### Aim
Write the records below out again exactly as given, with no images.

# # # # # # #

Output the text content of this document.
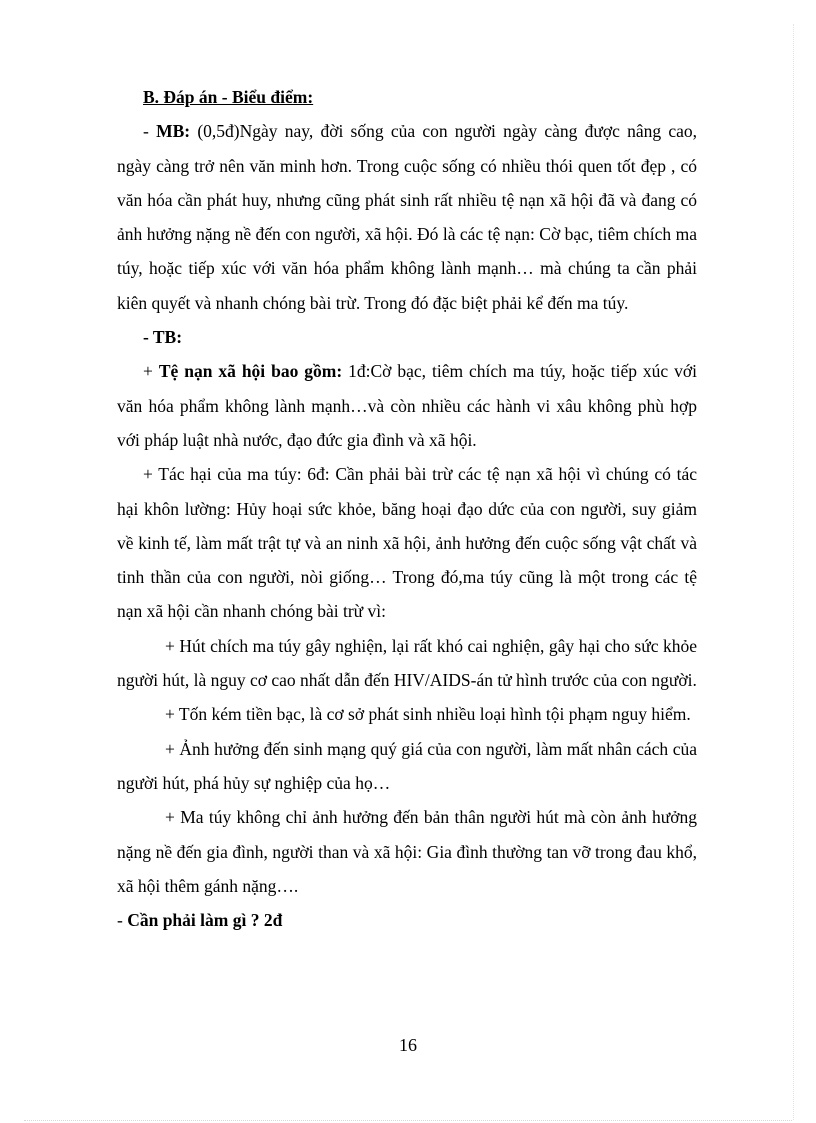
B. Đáp án - Biểu điểm:

- MB: (0,5đ)Ngày nay, đời sống của con người ngày càng được nâng cao, ngày càng trở nên văn minh hơn. Trong cuộc sống có nhiều thói quen tốt đẹp , có văn hóa cần phát huy, nhưng cũng phát sinh rất nhiều tệ nạn xã hội đã và đang có ảnh hưởng nặng nề đến con người, xã hội. Đó là các tệ nạn: Cờ bạc, tiêm chích ma túy, hoặc tiếp xúc với văn hóa phẩm không lành mạnh… mà chúng ta cần phải kiên quyết và nhanh chóng bài trừ. Trong đó đặc biệt phải kể đến ma túy.

- TB:

+ Tệ nạn xã hội bao gồm: 1đ:Cờ bạc, tiêm chích ma túy, hoặc tiếp xúc với văn hóa phẩm không lành mạnh…và còn nhiều các hành vi xâu không phù hợp với pháp luật nhà nước, đạo đức gia đình và xã hội.

+ Tác hại của ma túy: 6đ: Cần phải bài trừ các tệ nạn xã hội vì chúng có tác hại khôn lường: Hủy hoại sức khỏe, băng hoại đạo dức của con người, suy giảm về kinh tế, làm mất trật tự và an ninh xã hội, ảnh hưởng đến cuộc sống vật chất và tinh thần của con người, nòi giống… Trong đó,ma túy cũng là một trong các tệ nạn xã hội cần nhanh chóng bài trừ vì:

+ Hút chích ma túy gây nghiện, lại rất khó cai nghiện, gây hại cho sức khỏe người hút, là nguy cơ cao nhất dẫn đến HIV/AIDS-án tử hình trước của con người.

+ Tốn kém tiền bạc, là cơ sở phát sinh nhiều loại hình tội phạm nguy hiểm.

+ Ảnh hưởng đến sinh mạng quý giá của con người, làm mất nhân cách của người hút, phá hủy sự nghiệp của họ…

+ Ma túy không chỉ ảnh hưởng đến bản thân người hút mà còn ảnh hưởng nặng nề đến gia đình, người than và xã hội: Gia đình thường tan vỡ trong đau khổ, xã hội thêm gánh nặng….

- Cần phải làm gì ? 2đ

16
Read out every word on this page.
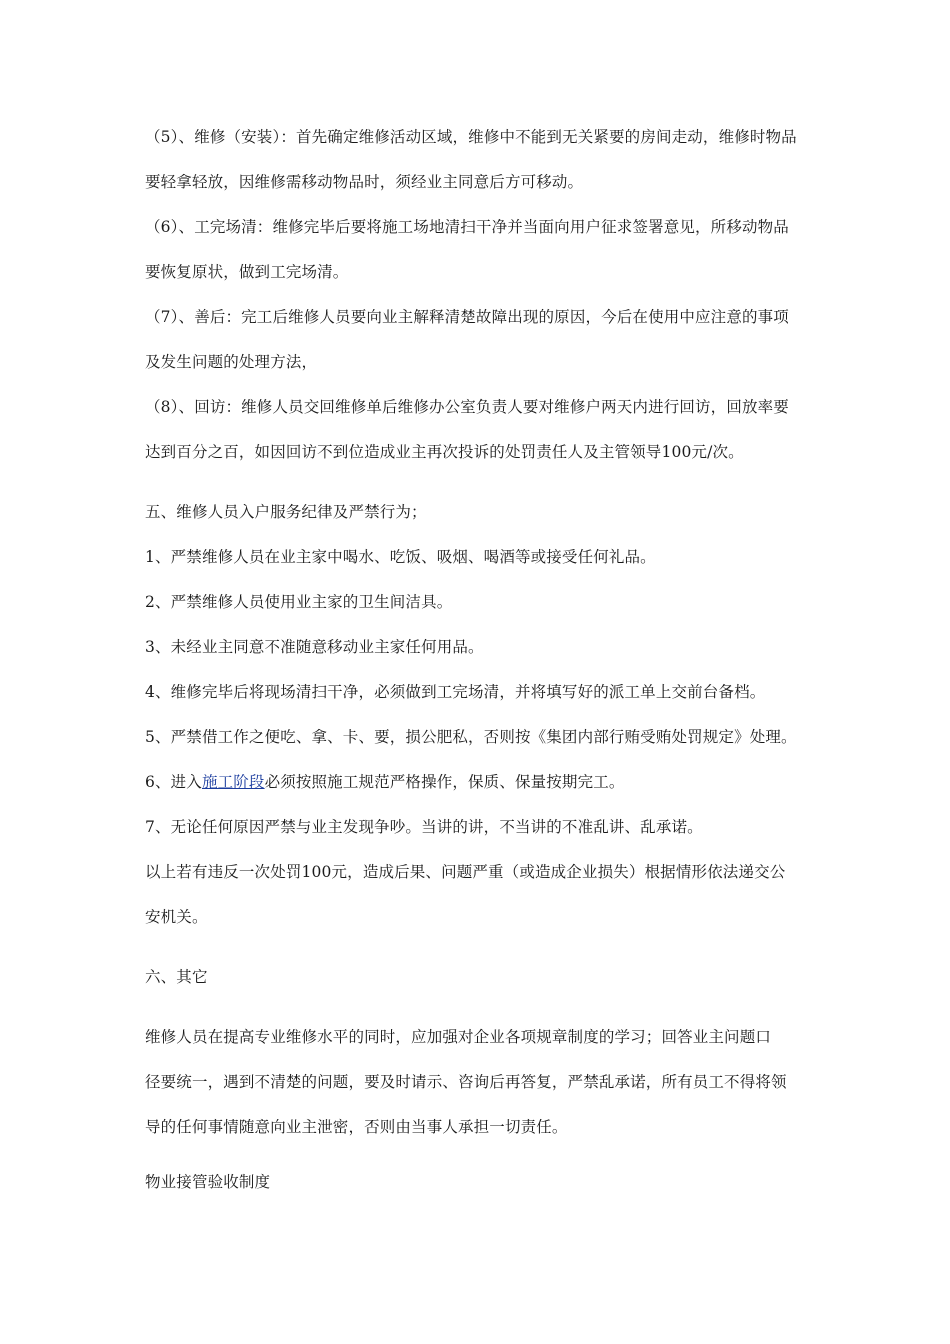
（5）、维修（安装）：首先确定维修活动区域，维修中不能到无关紧要的房间走动，维修时物品
要轻拿轻放，因维修需移动物品时，须经业主同意后方可移动。
（6）、工完场清：维修完毕后要将施工场地清扫干净并当面向用户征求签署意见，所移动物品
要恢复原状，做到工完场清。
（7）、善后：完工后维修人员要向业主解释清楚故障出现的原因，今后在使用中应注意的事项
及发生问题的处理方法，
（8）、回访：维修人员交回维修单后维修办公室负责人要对维修户两天内进行回访，回放率要
达到百分之百，如因回访不到位造成业主再次投诉的处罚责任人及主管领导100元/次。
五、维修人员入户服务纪律及严禁行为；
1、严禁维修人员在业主家中喝水、吃饭、吸烟、喝酒等或接受任何礼品。
2、严禁维修人员使用业主家的卫生间洁具。
3、未经业主同意不准随意移动业主家任何用品。
4、维修完毕后将现场清扫干净，必须做到工完场清，并将填写好的派工单上交前台备档。
5、严禁借工作之便吃、拿、卡、要，损公肥私，否则按《集团内部行贿受贿处罚规定》处理。
6、进入施工阶段必须按照施工规范严格操作，保质、保量按期完工。
7、无论任何原因严禁与业主发现争吵。当讲的讲，不当讲的不准乱讲、乱承诺。
以上若有违反一次处罚100元，造成后果、问题严重（或造成企业损失）根据情形依法递交公
安机关。
六、其它
维修人员在提高专业维修水平的同时，应加强对企业各项规章制度的学习；回答业主问题口
径要统一，遇到不清楚的问题，要及时请示、咨询后再答复，严禁乱承诺，所有员工不得将领
导的任何事情随意向业主泄密，否则由当事人承担一切责任。
物业接管验收制度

# # # # # # #

### Answer to this exercise
Output the text content of this document.
B. Đáp án - Biểu điểm:

- MB: (0,5đ)Ngày nay, đời sống của con người ngày càng được nâng cao, ngày càng trở nên văn minh hơn. Trong cuộc sống có nhiều thói quen tốt đẹp , có văn hóa cần phát huy, nhưng cũng phát sinh rất nhiều tệ nạn xã hội đã và đang có ảnh hưởng nặng nề đến con người, xã hội. Đó là các tệ nạn: Cờ bạc, tiêm chích ma túy, hoặc tiếp xúc với văn hóa phẩm không lành mạnh… mà chúng ta cần phải kiên quyết và nhanh chóng bài trừ. Trong đó đặc biệt phải kể đến ma túy.

- TB:

+ Tệ nạn xã hội bao gồm: 1đ:Cờ bạc, tiêm chích ma túy, hoặc tiếp xúc với văn hóa phẩm không lành mạnh…và còn nhiều các hành vi xâu không phù hợp với pháp luật nhà nước, đạo đức gia đình và xã hội.

+ Tác hại của ma túy: 6đ: Cần phải bài trừ các tệ nạn xã hội vì chúng có tác hại khôn lường: Hủy hoại sức khỏe, băng hoại đạo dức của con người, suy giảm về kinh tế, làm mất trật tự và an ninh xã hội, ảnh hưởng đến cuộc sống vật chất và tinh thần của con người, nòi giống… Trong đó,ma túy cũng là một trong các tệ nạn xã hội cần nhanh chóng bài trừ vì:

+ Hút chích ma túy gây nghiện, lại rất khó cai nghiện, gây hại cho sức khỏe người hút, là nguy cơ cao nhất dẫn đến HIV/AIDS-án tử hình trước của con người.

+ Tốn kém tiền bạc, là cơ sở phát sinh nhiều loại hình tội phạm nguy hiểm.

+ Ảnh hưởng đến sinh mạng quý giá của con người, làm mất nhân cách của người hút, phá hủy sự nghiệp của họ…

+ Ma túy không chỉ ảnh hưởng đến bản thân người hút mà còn ảnh hưởng nặng nề đến gia đình, người than và xã hội: Gia đình thường tan vỡ trong đau khổ, xã hội thêm gánh nặng….

- Cần phải làm gì ? 2đ

16
Read out every word on this page.
（5）、维修（安装）：首先确定维修活动区域，维修中不能到无关紧要的房间走动，维修时物品
要轻拿轻放，因维修需移动物品时，须经业主同意后方可移动。
（6）、工完场清：维修完毕后要将施工场地清扫干净并当面向用户征求签署意见，所移动物品
要恢复原状，做到工完场清。
（7）、善后：完工后维修人员要向业主解释清楚故障出现的原因，今后在使用中应注意的事项
及发生问题的处理方法，
（8）、回访：维修人员交回维修单后维修办公室负责人要对维修户两天内进行回访，回放率要
达到百分之百，如因回访不到位造成业主再次投诉的处罚责任人及主管领导100元/次。
五、维修人员入户服务纪律及严禁行为；
1、严禁维修人员在业主家中喝水、吃饭、吸烟、喝酒等或接受任何礼品。
2、严禁维修人员使用业主家的卫生间洁具。
3、未经业主同意不准随意移动业主家任何用品。
4、维修完毕后将现场清扫干净，必须做到工完场清，并将填写好的派工单上交前台备档。
5、严禁借工作之便吃、拿、卡、要，损公肥私，否则按《集团内部行贿受贿处罚规定》处理。
6、进入施工阶段必须按照施工规范严格操作，保质、保量按期完工。
7、无论任何原因严禁与业主发现争吵。当讲的讲，不当讲的不准乱讲、乱承诺。
以上若有违反一次处罚100元，造成后果、问题严重（或造成企业损失）根据情形依法递交公
安机关。
六、其它
维修人员在提高专业维修水平的同时，应加强对企业各项规章制度的学习；回答业主问题口
径要统一，遇到不清楚的问题，要及时请示、咨询后再答复，严禁乱承诺，所有员工不得将领
导的任何事情随意向业主泄密，否则由当事人承担一切责任。
物业接管验收制度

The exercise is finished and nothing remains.